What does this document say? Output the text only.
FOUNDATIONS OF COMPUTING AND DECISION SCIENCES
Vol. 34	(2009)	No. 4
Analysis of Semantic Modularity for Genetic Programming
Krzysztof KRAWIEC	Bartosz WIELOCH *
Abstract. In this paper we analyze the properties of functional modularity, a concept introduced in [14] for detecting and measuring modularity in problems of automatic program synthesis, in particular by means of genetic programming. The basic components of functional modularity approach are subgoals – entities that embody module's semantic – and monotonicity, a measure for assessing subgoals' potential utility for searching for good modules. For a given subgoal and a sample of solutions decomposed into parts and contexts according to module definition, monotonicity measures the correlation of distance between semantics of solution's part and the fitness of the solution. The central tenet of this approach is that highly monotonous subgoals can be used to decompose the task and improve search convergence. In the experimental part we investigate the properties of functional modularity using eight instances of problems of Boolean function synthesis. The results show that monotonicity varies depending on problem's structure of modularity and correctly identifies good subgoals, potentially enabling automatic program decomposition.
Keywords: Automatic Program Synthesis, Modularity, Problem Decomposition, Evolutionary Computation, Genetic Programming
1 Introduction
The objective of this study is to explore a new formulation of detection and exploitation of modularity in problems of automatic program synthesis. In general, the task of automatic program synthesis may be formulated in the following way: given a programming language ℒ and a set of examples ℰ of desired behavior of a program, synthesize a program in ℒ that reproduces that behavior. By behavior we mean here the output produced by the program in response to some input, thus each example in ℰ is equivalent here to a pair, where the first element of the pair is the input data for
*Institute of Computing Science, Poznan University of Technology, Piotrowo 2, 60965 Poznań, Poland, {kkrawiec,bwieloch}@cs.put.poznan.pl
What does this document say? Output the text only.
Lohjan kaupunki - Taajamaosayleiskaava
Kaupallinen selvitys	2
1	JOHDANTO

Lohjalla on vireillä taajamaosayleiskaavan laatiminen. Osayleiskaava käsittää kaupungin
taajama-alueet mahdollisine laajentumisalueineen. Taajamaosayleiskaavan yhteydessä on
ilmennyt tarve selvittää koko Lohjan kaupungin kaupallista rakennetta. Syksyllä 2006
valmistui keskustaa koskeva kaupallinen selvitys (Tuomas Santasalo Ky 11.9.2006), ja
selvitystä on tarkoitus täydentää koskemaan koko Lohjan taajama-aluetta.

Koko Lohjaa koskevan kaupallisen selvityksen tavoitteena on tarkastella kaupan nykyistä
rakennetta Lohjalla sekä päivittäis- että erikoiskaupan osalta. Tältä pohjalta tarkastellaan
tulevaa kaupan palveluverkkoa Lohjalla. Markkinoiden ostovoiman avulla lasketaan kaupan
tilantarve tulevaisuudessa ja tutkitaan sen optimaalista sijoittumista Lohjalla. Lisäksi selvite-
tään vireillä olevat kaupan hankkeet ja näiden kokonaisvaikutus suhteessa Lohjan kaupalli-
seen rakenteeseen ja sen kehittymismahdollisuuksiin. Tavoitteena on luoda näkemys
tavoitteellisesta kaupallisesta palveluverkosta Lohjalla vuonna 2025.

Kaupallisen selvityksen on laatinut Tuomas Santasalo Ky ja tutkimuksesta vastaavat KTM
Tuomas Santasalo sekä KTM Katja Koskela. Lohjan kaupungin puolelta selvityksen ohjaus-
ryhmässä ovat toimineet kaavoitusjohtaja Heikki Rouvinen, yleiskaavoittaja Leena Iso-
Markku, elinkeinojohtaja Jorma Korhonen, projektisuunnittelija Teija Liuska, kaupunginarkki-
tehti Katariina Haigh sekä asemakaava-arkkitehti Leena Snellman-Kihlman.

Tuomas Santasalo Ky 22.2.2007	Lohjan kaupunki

• • • • •

### Directions for this task
Gather up, from the records above, each line where the word "Leena" appears.

### Task output
ryhmässä ovat toimineet kaavoitusjohtaja Heikki Rouvinen, yleiskaavoittaja Leena Iso-
tehti Katariina Haigh sekä asemakaava-arkkitehti Leena Snellman-Kihlman.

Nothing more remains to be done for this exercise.